**Recorded information:**

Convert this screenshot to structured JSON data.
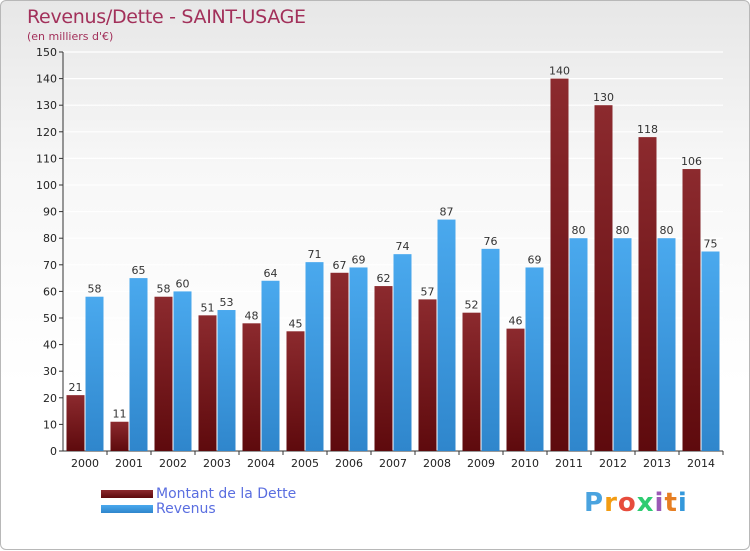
{
  "title": "Revenus/Dette - SAINT-USAGE",
  "subtitle": "(en milliers d'€)",
  "colors": {
    "debt": "#7a1a1e",
    "revenue": "#3d9ee4",
    "title": "#a2305a",
    "legend_text": "#5a6ee0"
  },
  "legend": {
    "debt_label": "Montant de la Dette",
    "revenue_label": "Revenus"
  },
  "logo": {
    "text": "Proxiti",
    "letters": [
      "P",
      "r",
      "o",
      "x",
      "i",
      "t",
      "i"
    ],
    "letter_colors": [
      "#4aa3df",
      "#f39c12",
      "#e74c3c",
      "#2ecc71",
      "#9b59b6",
      "#e67e22",
      "#3498db"
    ]
  },
  "chart_data": {
    "type": "bar",
    "title": "Revenus/Dette - SAINT-USAGE",
    "subtitle": "(en milliers d'€)",
    "xlabel": "",
    "ylabel": "",
    "ylim": [
      0,
      150
    ],
    "ytick_step": 10,
    "grid": true,
    "legend_position": "bottom-left",
    "categories": [
      "2000",
      "2001",
      "2002",
      "2003",
      "2004",
      "2005",
      "2006",
      "2007",
      "2008",
      "2009",
      "2010",
      "2011",
      "2012",
      "2013",
      "2014"
    ],
    "series": [
      {
        "name": "Montant de la Dette",
        "values": [
          21,
          11,
          58,
          51,
          48,
          45,
          67,
          62,
          57,
          52,
          46,
          140,
          130,
          118,
          106
        ]
      },
      {
        "name": "Revenus",
        "values": [
          58,
          65,
          60,
          53,
          64,
          71,
          69,
          74,
          87,
          76,
          69,
          80,
          80,
          80,
          75
        ]
      }
    ]
  }
}
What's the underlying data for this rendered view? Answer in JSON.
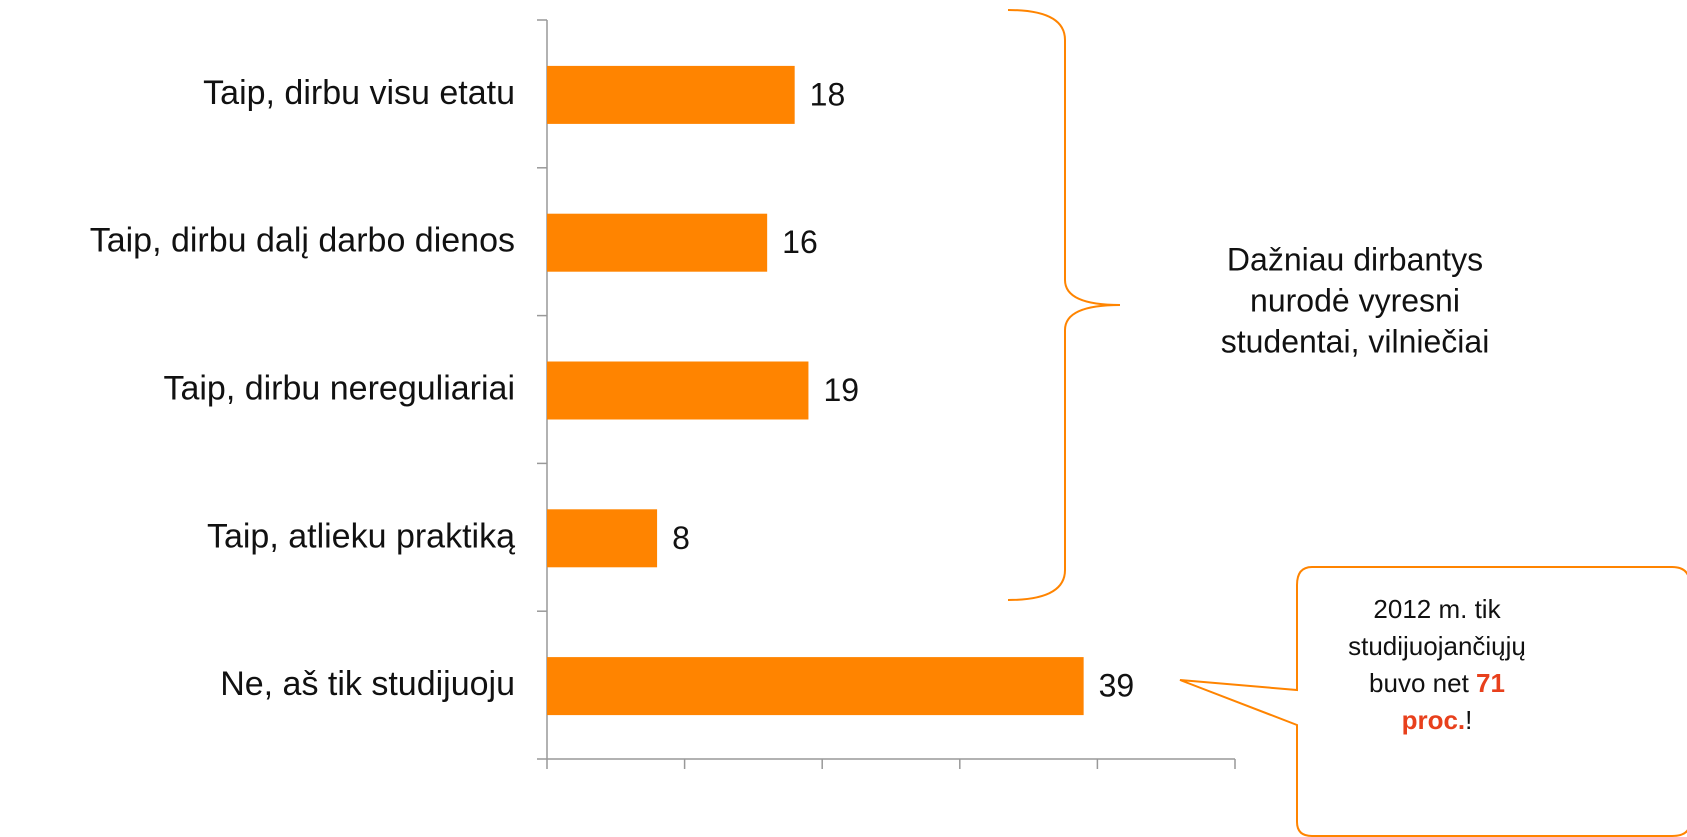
{
  "chart_data": {
    "type": "bar",
    "orientation": "horizontal",
    "categories": [
      "Taip, dirbu visu etatu",
      "Taip, dirbu dalį darbo dienos",
      "Taip, dirbu nereguliariai",
      "Taip, atlieku praktiką",
      "Ne, aš tik studijuoju"
    ],
    "values": [
      18,
      16,
      19,
      8,
      39
    ],
    "color": "#ff8400",
    "xlim": [
      0,
      50
    ],
    "xticks": [
      0,
      10,
      20,
      30,
      40,
      50
    ],
    "annotation_lines": [
      "Dažniau dirbantys",
      "nurodė vyresni",
      "studentai, vilniečiai"
    ],
    "callout_lines": [
      [
        {
          "text": "2012 m. tik"
        }
      ],
      [
        {
          "text": "studijuojančiųjų"
        }
      ],
      [
        {
          "text": "buvo net "
        },
        {
          "text": "71",
          "emphasis": true
        }
      ],
      [
        {
          "text": "proc.",
          "emphasis": true
        },
        {
          "text": "!"
        }
      ]
    ],
    "emphasis_color": "#e8401c"
  }
}
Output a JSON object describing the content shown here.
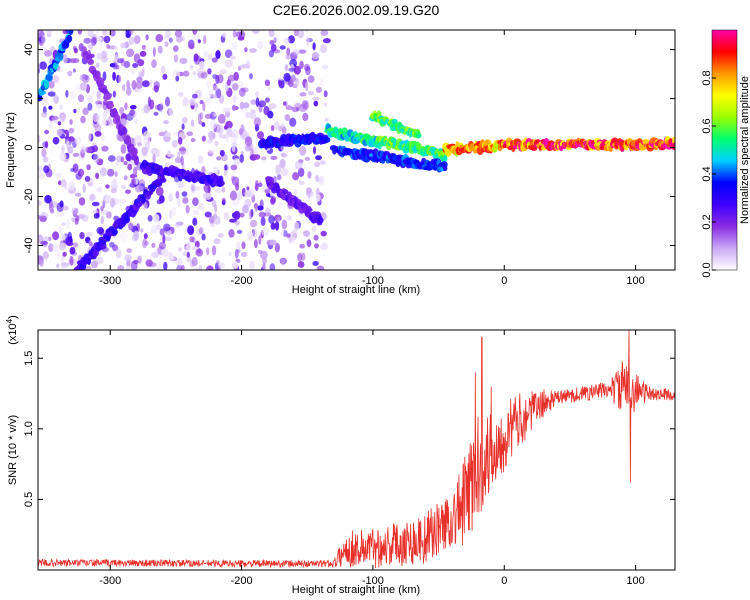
{
  "title": "C2E6.2026.002.09.19.G20",
  "chart_data": [
    {
      "type": "heatmap",
      "name": "spectrogram",
      "xlabel": "Height of straight line (km)",
      "ylabel": "Frequency (Hz)",
      "xlim": [
        -355,
        130
      ],
      "ylim": [
        -50,
        48
      ],
      "xticks": [
        -300,
        -200,
        -100,
        0,
        100
      ],
      "xtick_labels": [
        "-300",
        "-200",
        "-100",
        "0",
        "100"
      ],
      "yticks": [
        -40,
        -20,
        0,
        20,
        40
      ],
      "ytick_labels": [
        "-40",
        "-20",
        "0",
        "20",
        "40"
      ],
      "colorbar": {
        "label": "Normalized spectral amplitude",
        "range": [
          0,
          1
        ],
        "ticks": [
          0.0,
          0.2,
          0.4,
          0.6,
          0.8
        ],
        "tick_labels": [
          "0.0",
          "0.2",
          "0.4",
          "0.6",
          "0.8"
        ],
        "colors": [
          "#ffffff",
          "#c9a8f5",
          "#8a2be2",
          "#3d00ff",
          "#0000ff",
          "#00d0ff",
          "#00ff70",
          "#9aff00",
          "#ffff00",
          "#ff9900",
          "#ff0000",
          "#ff00aa"
        ]
      },
      "noise_region_x": [
        -355,
        -135
      ],
      "features": [
        {
          "desc": "rising diagonal streak",
          "x": [
            -355,
            -330
          ],
          "y": [
            20,
            47
          ],
          "amp": 0.45
        },
        {
          "desc": "rising diagonal streak",
          "x": [
            -325,
            -260
          ],
          "y": [
            -50,
            -12
          ],
          "amp": 0.3
        },
        {
          "desc": "descending streak",
          "x": [
            -275,
            -215
          ],
          "y": [
            -8,
            -14
          ],
          "amp": 0.3
        },
        {
          "desc": "descending streak",
          "x": [
            -180,
            -140
          ],
          "y": [
            -14,
            -30
          ],
          "amp": 0.25
        },
        {
          "desc": "diagonal streak",
          "x": [
            -320,
            -280
          ],
          "y": [
            40,
            -5
          ],
          "amp": 0.2
        },
        {
          "desc": "main band",
          "x": [
            -185,
            -135
          ],
          "y": [
            2,
            4
          ],
          "amp": 0.35
        },
        {
          "desc": "main band",
          "x": [
            -135,
            -95
          ],
          "y": [
            7,
            2
          ],
          "amp": 0.55
        },
        {
          "desc": "main band",
          "x": [
            -95,
            -45
          ],
          "y": [
            3,
            -3
          ],
          "amp": 0.6
        },
        {
          "desc": "main band",
          "x": [
            -45,
            0
          ],
          "y": [
            -1,
            1
          ],
          "amp": 0.85
        },
        {
          "desc": "main band",
          "x": [
            0,
            130
          ],
          "y": [
            1,
            1.5
          ],
          "amp": 0.95
        },
        {
          "desc": "upper lobe",
          "x": [
            -100,
            -65
          ],
          "y": [
            13,
            5
          ],
          "amp": 0.6
        },
        {
          "desc": "lower lobe",
          "x": [
            -130,
            -45
          ],
          "y": [
            -1,
            -8
          ],
          "amp": 0.4
        }
      ]
    },
    {
      "type": "line",
      "name": "snr",
      "color": "#e8302a",
      "xlabel": "Height of straight line (km)",
      "ylabel": "SNR (10 * v/v)",
      "y_multiplier_label": "(x10",
      "y_multiplier_exp": "4",
      "y_multiplier_close": ")",
      "xlim": [
        -355,
        130
      ],
      "ylim": [
        0,
        17000
      ],
      "xticks": [
        -300,
        -200,
        -100,
        0,
        100
      ],
      "xtick_labels": [
        "-300",
        "-200",
        "-100",
        "0",
        "100"
      ],
      "yticks": [
        5000,
        10000,
        15000
      ],
      "ytick_labels": [
        "0.5",
        "1.0",
        "1.5"
      ],
      "envelope_x": [
        -355,
        -300,
        -200,
        -130,
        -120,
        -100,
        -80,
        -60,
        -50,
        -40,
        -30,
        -25,
        -20,
        -10,
        0,
        10,
        20,
        30,
        40,
        60,
        80,
        90,
        100,
        110,
        130
      ],
      "envelope_y": [
        500,
        500,
        450,
        450,
        1500,
        1600,
        1900,
        2200,
        3000,
        3600,
        4800,
        6000,
        7200,
        8300,
        9500,
        10500,
        11200,
        11800,
        12200,
        12500,
        12800,
        12900,
        12700,
        12500,
        12400
      ],
      "noise_amplitude": [
        [
          -355,
          250
        ],
        [
          -130,
          250
        ],
        [
          -120,
          1300
        ],
        [
          -40,
          2000
        ],
        [
          -25,
          4000
        ],
        [
          -10,
          3000
        ],
        [
          20,
          1500
        ],
        [
          40,
          500
        ],
        [
          80,
          600
        ],
        [
          90,
          2000
        ],
        [
          100,
          1500
        ],
        [
          110,
          500
        ],
        [
          130,
          400
        ]
      ],
      "spikes": [
        {
          "x": -17,
          "y": 16500
        },
        {
          "x": -22,
          "y": 14000
        },
        {
          "x": 95,
          "y": 17000
        },
        {
          "x": 96,
          "y": 6200
        },
        {
          "x": -10,
          "y": 13000
        }
      ]
    }
  ]
}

**Set exercise:** Copy out every line from the records that has the word "milliers".

**Output below:**
  "subtitle": "(en milliers d'€)",
    "subtitle": "(en milliers d'€)",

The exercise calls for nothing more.